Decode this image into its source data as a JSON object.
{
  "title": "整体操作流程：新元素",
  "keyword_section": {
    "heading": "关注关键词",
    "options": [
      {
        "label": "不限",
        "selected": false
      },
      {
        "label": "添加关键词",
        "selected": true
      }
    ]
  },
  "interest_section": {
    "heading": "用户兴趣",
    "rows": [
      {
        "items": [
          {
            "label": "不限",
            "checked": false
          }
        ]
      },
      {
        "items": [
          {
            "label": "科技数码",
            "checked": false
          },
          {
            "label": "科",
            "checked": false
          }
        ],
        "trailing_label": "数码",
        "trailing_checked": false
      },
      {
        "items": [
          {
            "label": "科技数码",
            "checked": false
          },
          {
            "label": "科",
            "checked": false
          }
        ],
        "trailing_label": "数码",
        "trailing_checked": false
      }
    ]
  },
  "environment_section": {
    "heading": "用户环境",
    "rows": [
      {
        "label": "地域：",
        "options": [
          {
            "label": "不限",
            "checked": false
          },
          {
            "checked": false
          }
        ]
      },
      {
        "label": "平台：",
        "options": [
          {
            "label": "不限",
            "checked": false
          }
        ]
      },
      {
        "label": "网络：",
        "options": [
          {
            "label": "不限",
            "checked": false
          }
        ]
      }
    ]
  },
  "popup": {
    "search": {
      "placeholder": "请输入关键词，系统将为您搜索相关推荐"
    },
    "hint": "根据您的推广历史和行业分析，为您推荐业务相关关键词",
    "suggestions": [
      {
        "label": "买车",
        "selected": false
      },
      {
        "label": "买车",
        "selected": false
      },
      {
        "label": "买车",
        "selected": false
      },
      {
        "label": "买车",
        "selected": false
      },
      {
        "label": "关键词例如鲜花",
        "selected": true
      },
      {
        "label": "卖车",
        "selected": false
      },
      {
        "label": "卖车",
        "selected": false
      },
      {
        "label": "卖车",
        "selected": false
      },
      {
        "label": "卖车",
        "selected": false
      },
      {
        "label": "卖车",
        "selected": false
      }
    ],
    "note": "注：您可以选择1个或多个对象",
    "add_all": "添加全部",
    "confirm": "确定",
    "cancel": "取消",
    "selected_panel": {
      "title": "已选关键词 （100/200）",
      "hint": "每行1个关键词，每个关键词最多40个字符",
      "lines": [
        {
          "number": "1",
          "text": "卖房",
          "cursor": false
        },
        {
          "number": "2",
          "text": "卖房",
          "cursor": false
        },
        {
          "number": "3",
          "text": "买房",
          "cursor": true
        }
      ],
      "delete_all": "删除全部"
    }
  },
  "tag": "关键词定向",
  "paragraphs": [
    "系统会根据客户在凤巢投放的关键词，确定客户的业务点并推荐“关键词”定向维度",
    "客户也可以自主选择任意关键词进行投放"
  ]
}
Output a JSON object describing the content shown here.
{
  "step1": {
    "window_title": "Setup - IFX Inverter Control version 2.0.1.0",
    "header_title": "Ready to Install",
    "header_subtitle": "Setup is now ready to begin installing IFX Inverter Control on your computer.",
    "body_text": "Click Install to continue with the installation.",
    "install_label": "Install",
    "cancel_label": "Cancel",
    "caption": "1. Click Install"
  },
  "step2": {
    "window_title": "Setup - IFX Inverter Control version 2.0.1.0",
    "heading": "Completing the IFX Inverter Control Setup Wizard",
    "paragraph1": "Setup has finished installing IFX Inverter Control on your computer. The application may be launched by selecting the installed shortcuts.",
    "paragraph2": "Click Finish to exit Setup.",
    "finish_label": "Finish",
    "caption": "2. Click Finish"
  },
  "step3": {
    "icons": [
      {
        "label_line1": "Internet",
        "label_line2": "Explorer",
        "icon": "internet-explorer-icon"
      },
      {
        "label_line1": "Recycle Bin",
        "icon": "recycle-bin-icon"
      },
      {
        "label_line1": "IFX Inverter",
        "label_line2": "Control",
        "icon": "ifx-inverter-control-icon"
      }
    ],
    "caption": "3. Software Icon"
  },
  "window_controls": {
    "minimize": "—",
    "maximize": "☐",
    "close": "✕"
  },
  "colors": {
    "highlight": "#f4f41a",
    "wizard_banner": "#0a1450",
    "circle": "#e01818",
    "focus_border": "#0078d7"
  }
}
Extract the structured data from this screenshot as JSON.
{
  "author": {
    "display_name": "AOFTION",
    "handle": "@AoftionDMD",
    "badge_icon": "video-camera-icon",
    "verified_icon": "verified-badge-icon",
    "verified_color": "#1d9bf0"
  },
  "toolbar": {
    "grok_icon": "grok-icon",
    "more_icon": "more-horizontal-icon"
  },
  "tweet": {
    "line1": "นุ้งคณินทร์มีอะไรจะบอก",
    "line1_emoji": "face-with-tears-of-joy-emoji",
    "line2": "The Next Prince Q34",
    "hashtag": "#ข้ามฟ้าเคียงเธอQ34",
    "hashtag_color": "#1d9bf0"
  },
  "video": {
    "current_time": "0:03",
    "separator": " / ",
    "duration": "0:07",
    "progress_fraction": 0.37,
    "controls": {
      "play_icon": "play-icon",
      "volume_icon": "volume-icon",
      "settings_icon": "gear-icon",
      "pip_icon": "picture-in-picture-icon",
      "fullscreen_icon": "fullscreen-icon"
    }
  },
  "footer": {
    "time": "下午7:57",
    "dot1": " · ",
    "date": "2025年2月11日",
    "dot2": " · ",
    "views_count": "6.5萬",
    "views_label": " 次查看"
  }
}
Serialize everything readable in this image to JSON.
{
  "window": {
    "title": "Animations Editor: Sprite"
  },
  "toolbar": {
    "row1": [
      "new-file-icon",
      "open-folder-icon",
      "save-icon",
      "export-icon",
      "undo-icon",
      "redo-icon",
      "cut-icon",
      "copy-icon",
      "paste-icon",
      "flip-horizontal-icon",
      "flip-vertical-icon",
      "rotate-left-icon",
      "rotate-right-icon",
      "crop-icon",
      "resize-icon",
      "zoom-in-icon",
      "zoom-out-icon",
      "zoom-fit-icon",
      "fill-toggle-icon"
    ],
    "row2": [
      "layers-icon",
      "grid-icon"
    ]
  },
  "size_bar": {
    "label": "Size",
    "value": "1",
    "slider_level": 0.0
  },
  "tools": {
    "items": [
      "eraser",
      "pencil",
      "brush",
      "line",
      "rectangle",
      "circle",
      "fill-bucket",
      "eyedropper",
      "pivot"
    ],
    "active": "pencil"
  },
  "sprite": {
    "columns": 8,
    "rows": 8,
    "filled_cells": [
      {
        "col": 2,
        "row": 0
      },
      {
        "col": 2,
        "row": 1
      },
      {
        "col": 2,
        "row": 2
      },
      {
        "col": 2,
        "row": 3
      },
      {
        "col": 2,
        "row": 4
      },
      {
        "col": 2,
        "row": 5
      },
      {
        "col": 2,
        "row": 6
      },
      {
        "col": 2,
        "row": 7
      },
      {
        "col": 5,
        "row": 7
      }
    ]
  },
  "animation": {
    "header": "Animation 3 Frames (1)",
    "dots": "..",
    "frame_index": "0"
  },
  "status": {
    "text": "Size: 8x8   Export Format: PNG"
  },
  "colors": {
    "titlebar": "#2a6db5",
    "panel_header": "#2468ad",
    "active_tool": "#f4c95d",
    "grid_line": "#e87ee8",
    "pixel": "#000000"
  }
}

# # #

INSTRUCTIONS TO FOLLOW
Search the records for the word "this", then list every line that has it.

ANSWER BELOW
Decode this image into its source data as a JSON object.
Extract the structured data from this screenshot as JSON.
Serialize everything readable in this image to JSON.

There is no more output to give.